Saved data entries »
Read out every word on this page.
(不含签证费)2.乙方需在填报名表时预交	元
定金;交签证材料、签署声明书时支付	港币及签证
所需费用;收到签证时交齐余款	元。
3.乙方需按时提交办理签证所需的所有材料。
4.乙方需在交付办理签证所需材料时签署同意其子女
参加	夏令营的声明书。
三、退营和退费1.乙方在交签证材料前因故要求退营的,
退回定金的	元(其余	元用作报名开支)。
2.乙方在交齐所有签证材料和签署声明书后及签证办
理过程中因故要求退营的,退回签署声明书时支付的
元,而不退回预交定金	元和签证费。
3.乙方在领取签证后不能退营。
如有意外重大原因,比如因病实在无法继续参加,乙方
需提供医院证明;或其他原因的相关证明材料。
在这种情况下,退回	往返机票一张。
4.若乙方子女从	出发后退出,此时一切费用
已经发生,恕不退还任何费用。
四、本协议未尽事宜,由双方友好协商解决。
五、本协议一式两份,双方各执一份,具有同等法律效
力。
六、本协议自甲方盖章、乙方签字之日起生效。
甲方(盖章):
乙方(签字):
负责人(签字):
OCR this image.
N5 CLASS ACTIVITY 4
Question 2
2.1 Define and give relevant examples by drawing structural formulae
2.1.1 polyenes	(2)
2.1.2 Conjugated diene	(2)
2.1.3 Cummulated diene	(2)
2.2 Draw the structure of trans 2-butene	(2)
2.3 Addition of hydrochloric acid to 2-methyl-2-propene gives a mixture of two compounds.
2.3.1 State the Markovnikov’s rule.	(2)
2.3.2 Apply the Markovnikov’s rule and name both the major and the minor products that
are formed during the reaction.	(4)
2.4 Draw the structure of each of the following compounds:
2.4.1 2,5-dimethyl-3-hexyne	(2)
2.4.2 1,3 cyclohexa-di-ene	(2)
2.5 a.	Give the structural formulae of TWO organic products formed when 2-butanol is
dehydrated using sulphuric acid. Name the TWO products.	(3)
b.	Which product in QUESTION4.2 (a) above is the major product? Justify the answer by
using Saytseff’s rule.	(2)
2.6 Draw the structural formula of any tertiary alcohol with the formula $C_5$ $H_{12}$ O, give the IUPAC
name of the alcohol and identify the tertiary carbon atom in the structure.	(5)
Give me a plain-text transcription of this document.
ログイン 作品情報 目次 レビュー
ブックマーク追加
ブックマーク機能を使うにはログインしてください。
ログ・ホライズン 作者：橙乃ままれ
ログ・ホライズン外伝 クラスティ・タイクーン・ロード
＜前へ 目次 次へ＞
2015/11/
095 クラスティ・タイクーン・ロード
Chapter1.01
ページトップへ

INSTRUCTIONS TO FOLLOW » On how many lines does the word "タイクーン" appear? Answer with only the number.

THE SOLUTION » 2